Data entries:

───

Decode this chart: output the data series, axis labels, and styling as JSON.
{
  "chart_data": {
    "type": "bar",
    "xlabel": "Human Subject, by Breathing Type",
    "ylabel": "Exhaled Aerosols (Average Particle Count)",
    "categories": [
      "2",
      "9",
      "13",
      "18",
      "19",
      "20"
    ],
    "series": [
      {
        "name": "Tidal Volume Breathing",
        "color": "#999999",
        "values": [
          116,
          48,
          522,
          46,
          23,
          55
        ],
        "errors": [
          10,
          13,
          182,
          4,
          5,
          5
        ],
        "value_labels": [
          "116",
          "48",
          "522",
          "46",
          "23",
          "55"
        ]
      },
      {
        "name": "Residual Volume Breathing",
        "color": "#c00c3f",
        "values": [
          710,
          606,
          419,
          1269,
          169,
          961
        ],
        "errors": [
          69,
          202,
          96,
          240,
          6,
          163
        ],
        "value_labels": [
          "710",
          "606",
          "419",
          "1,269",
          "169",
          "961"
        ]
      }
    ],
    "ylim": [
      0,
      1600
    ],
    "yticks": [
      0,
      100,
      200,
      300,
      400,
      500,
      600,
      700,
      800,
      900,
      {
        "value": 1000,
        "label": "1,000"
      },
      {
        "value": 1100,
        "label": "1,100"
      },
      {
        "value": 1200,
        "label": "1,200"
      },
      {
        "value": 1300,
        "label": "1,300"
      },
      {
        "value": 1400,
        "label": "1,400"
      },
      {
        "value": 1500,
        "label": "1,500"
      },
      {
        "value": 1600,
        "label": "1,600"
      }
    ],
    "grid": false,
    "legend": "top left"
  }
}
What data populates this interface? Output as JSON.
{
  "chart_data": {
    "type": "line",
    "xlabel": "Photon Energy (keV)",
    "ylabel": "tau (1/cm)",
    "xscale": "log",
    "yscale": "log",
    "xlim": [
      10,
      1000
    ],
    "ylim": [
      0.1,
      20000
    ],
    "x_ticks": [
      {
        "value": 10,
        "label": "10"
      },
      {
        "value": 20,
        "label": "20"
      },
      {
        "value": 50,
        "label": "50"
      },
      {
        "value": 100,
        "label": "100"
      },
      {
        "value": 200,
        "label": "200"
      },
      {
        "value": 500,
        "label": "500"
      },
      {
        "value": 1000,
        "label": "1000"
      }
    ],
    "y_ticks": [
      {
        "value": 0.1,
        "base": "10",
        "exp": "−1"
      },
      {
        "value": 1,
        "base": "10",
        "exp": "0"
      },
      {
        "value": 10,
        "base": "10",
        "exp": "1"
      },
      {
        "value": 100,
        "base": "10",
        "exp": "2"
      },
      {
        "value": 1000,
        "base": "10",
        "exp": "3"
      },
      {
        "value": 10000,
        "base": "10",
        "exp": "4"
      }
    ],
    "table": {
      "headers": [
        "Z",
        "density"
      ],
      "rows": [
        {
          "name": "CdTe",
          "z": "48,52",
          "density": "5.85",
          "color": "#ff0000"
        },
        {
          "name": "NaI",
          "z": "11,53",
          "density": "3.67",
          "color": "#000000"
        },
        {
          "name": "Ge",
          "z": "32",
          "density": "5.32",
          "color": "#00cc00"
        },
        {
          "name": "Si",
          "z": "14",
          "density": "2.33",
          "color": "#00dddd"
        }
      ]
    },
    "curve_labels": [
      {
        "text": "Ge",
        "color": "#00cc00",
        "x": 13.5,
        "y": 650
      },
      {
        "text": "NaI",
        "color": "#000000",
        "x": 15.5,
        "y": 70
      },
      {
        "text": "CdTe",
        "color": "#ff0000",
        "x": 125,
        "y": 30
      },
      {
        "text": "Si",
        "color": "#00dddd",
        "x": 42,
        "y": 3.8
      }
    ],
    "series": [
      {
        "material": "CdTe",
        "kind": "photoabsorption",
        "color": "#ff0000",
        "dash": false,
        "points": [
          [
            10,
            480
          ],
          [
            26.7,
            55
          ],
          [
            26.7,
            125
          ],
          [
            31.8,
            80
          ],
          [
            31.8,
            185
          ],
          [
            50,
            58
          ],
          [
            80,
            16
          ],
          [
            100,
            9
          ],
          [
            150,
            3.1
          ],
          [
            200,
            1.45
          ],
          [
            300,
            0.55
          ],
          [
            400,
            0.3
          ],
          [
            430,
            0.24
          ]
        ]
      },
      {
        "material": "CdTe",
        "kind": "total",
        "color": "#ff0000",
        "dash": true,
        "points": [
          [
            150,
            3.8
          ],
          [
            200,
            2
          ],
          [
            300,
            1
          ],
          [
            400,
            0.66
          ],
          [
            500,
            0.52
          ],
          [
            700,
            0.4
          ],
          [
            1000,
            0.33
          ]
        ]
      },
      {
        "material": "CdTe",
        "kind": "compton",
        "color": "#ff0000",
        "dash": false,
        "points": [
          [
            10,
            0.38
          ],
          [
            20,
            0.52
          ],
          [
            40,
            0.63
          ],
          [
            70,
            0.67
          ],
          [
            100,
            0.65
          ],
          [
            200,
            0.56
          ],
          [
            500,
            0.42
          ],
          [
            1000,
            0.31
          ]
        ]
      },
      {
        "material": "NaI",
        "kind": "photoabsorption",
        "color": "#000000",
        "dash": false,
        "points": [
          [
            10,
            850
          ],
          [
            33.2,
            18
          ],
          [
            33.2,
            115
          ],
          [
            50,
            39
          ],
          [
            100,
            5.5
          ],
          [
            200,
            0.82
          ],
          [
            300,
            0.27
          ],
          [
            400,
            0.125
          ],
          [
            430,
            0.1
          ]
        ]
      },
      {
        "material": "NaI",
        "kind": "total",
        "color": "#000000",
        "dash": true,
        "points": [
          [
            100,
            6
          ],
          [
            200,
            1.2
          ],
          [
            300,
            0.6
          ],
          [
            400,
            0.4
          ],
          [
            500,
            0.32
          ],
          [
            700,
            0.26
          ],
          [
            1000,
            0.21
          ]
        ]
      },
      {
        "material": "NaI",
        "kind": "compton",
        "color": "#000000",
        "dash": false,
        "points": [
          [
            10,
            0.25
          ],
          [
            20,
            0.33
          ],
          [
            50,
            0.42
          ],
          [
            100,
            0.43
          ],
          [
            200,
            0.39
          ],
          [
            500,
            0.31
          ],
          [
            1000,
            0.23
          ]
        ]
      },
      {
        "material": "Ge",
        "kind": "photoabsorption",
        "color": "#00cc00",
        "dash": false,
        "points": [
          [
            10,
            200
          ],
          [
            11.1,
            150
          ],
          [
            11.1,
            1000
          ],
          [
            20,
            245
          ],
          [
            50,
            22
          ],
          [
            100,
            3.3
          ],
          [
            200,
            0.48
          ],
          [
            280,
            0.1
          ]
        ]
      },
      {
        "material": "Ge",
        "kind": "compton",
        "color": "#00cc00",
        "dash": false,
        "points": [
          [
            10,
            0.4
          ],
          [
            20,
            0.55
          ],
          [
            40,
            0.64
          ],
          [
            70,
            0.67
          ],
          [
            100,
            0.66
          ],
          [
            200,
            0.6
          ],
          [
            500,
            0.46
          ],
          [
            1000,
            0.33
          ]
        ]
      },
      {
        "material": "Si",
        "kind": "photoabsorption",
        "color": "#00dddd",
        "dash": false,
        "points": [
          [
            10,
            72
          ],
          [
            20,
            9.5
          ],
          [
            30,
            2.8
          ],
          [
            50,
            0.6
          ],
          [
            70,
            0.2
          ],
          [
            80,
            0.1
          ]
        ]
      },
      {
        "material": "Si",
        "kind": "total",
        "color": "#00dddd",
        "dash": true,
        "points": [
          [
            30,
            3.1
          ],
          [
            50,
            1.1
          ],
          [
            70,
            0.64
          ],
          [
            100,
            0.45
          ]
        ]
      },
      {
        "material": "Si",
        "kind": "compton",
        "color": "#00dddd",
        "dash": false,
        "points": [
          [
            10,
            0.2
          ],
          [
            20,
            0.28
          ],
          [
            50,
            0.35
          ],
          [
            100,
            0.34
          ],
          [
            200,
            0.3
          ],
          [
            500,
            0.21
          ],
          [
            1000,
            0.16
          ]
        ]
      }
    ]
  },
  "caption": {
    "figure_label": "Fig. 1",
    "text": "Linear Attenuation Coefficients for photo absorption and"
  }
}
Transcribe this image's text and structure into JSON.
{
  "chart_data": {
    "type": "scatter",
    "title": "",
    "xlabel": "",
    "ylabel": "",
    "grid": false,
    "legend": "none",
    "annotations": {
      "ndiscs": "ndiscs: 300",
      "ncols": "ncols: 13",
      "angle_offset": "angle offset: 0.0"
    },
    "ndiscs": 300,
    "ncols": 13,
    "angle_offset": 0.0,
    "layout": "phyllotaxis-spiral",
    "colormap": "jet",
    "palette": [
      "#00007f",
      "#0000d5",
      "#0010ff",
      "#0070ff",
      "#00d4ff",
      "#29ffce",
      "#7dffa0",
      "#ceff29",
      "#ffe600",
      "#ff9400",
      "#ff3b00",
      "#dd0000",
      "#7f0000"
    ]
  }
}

───

Show every line from the entries above in which "Volume" appears.

» **Answer to the problem**:
        "name": "Tidal Volume Breathing",
        "name": "Residual Volume Breathing",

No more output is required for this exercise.